* _Exercise brief_
Filter the data for lines with the word "súkenníku", then copy every line so identified.

* _Input data_
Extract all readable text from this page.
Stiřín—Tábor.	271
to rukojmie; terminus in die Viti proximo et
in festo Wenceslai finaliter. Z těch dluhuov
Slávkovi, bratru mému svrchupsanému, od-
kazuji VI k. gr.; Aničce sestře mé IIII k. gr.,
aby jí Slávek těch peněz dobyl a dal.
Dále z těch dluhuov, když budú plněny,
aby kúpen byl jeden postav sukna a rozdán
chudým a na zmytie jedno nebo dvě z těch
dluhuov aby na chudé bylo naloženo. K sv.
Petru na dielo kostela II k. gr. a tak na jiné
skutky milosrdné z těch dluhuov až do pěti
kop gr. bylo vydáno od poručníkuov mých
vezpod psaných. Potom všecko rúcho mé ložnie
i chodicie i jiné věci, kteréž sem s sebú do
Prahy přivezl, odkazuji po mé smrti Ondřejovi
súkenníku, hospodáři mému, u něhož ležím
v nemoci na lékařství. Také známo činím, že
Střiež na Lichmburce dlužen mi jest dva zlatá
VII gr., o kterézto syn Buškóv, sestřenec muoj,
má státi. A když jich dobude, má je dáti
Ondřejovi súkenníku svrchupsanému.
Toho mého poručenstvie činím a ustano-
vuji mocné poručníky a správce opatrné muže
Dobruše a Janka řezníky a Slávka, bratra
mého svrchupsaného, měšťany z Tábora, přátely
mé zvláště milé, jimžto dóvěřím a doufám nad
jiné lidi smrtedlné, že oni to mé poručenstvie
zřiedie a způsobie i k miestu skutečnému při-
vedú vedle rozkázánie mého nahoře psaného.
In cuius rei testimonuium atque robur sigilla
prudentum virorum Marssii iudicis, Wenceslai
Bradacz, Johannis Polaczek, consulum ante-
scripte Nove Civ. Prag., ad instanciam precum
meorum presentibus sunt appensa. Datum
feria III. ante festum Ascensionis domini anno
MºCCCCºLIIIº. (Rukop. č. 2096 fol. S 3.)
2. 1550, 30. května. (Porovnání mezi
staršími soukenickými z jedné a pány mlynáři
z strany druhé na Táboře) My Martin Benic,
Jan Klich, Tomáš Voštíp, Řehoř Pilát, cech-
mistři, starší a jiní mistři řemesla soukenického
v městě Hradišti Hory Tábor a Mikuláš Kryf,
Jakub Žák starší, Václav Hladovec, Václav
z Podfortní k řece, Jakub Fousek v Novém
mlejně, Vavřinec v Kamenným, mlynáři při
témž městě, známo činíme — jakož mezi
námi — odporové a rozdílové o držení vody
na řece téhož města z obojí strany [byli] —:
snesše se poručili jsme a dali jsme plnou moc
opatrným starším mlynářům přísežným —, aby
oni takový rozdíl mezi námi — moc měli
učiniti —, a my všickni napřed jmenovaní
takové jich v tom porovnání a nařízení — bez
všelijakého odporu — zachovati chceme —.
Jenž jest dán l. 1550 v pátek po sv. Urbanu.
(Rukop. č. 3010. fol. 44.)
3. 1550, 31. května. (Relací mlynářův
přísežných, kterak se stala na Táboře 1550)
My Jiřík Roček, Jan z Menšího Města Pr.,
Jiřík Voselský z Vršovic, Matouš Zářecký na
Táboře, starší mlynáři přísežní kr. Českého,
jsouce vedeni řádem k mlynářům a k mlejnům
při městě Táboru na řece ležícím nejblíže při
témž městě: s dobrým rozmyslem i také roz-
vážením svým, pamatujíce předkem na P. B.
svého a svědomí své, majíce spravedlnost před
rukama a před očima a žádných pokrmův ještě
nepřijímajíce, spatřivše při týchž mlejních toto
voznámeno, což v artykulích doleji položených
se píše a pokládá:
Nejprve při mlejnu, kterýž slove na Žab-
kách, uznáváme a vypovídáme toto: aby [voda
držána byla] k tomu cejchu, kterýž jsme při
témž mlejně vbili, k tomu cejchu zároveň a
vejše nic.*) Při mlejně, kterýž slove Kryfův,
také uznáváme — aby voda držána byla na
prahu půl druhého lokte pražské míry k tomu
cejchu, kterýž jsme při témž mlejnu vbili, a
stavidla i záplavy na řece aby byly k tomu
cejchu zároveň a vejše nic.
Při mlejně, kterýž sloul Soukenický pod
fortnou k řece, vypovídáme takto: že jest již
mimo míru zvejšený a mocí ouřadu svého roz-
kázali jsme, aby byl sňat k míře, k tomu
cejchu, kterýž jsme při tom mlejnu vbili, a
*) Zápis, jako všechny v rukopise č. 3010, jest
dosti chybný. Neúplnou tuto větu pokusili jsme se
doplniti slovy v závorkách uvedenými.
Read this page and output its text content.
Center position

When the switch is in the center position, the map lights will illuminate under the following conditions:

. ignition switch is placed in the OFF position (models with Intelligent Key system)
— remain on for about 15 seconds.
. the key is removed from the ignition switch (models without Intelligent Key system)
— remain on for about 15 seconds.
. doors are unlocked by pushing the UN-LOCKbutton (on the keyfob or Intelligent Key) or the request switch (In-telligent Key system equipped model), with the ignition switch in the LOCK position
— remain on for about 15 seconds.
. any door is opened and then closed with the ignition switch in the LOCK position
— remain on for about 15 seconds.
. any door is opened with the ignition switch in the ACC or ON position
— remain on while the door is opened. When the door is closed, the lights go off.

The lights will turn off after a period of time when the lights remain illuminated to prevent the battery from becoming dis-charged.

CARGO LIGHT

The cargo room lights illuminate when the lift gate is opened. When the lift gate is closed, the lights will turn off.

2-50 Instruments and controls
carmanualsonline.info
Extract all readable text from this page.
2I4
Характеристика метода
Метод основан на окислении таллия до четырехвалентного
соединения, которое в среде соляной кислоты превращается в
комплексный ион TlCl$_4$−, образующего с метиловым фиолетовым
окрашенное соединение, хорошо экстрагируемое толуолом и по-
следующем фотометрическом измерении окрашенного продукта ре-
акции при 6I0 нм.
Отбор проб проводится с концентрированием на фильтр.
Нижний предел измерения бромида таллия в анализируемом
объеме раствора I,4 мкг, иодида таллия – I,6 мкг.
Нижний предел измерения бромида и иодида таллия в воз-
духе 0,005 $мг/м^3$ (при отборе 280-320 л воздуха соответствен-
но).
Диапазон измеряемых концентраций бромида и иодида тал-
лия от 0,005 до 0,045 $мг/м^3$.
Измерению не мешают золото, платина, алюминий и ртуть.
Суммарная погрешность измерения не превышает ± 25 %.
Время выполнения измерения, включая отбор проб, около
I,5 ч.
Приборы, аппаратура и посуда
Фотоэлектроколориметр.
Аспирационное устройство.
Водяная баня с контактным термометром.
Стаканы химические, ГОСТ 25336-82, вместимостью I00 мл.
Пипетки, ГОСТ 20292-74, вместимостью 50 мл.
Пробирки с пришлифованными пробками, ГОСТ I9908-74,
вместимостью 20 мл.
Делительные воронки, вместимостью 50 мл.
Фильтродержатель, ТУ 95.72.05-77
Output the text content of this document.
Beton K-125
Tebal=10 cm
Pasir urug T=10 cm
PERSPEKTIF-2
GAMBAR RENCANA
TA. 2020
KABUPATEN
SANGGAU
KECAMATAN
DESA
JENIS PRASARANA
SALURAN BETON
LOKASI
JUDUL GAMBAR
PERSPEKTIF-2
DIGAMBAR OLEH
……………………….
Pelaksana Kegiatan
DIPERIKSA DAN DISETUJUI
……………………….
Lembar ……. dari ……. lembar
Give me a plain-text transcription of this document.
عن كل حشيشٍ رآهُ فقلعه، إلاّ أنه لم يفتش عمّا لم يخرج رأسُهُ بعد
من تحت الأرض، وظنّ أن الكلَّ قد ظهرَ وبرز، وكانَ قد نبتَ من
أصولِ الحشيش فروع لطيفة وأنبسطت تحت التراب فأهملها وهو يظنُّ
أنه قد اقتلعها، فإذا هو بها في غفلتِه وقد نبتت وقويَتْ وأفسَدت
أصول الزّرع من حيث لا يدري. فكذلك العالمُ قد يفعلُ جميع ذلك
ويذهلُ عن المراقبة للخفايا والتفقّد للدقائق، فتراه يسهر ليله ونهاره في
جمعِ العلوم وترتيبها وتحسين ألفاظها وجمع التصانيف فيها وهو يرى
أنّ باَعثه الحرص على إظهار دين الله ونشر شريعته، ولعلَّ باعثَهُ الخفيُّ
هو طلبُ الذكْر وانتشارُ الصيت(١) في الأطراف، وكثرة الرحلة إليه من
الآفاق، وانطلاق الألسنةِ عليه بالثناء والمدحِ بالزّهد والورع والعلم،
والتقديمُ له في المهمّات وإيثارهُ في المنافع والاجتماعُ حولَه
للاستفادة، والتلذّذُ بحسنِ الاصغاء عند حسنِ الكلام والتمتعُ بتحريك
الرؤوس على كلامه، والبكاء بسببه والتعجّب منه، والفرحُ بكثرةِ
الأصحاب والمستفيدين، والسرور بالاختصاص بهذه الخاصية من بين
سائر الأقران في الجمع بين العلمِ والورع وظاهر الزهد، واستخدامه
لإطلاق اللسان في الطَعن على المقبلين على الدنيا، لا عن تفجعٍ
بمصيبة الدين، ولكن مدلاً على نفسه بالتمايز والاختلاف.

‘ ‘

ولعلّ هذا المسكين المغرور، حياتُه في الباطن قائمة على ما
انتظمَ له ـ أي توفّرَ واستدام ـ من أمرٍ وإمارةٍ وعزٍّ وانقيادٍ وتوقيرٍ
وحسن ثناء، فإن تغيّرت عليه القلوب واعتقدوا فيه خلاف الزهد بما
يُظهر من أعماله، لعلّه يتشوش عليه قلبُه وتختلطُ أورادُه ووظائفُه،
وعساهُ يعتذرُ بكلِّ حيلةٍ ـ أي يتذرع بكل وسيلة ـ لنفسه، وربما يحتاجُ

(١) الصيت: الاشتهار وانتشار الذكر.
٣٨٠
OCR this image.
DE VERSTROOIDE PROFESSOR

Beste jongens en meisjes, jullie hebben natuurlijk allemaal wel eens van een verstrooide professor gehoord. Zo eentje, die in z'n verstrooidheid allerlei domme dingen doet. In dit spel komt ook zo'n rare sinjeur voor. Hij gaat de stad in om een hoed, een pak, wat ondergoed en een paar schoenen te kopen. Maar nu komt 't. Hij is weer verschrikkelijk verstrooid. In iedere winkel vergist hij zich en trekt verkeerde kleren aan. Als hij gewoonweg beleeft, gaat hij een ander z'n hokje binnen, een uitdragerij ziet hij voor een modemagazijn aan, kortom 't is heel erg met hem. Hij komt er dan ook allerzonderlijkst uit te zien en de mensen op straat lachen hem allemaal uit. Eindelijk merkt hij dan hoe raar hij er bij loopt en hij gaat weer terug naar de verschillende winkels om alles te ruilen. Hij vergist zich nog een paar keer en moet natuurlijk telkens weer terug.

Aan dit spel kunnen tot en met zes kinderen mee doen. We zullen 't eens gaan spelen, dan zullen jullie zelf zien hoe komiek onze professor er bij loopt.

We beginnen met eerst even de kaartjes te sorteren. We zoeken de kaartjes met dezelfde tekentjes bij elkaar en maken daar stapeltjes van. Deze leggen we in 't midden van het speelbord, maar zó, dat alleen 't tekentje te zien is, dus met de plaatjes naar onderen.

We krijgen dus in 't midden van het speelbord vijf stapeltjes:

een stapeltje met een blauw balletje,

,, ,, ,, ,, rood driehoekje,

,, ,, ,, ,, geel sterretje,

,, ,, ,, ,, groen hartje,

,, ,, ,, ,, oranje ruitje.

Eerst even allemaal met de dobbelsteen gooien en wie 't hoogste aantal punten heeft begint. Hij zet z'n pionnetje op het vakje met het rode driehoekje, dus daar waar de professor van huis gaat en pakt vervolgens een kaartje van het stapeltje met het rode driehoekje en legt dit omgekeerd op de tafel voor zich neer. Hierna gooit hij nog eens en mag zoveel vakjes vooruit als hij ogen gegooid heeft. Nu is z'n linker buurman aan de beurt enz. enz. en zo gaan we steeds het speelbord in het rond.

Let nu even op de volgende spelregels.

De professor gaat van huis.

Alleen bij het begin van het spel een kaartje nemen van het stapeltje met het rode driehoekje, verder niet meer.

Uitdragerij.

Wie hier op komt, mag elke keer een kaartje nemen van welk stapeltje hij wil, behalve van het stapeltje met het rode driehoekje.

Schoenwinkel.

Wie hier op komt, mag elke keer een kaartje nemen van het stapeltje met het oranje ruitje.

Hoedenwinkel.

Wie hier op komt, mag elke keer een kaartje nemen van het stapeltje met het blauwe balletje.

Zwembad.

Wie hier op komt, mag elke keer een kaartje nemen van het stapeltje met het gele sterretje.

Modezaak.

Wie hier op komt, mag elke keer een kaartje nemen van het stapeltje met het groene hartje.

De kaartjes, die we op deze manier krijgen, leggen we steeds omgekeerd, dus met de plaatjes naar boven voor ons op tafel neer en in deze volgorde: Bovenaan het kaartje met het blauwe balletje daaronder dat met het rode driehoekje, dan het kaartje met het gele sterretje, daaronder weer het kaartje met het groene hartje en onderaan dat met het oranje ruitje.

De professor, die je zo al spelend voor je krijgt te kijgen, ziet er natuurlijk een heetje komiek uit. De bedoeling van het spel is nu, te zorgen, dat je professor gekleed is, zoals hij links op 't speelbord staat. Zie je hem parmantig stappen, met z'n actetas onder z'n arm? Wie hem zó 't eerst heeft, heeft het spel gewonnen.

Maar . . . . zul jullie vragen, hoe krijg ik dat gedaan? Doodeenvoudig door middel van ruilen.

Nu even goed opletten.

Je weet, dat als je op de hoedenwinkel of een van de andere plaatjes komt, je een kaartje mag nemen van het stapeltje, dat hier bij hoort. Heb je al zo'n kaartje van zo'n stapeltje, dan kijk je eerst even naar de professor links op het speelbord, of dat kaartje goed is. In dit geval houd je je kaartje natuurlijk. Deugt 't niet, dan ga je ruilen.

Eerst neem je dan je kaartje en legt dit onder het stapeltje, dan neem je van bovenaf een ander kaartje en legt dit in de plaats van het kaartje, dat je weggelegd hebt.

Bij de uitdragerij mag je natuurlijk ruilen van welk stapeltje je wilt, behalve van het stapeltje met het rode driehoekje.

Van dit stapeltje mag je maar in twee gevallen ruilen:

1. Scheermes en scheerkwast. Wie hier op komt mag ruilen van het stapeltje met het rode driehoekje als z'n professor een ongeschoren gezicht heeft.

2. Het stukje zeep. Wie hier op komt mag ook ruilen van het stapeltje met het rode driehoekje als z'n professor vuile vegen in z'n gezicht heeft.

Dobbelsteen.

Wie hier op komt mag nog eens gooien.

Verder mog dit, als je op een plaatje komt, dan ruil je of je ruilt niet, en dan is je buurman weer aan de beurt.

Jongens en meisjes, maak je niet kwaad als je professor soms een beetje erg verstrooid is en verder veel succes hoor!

* _Correct answer_
súkenníku, hospodáři mému, u něhož ležím
Ondřejovi súkenníku svrchupsanému.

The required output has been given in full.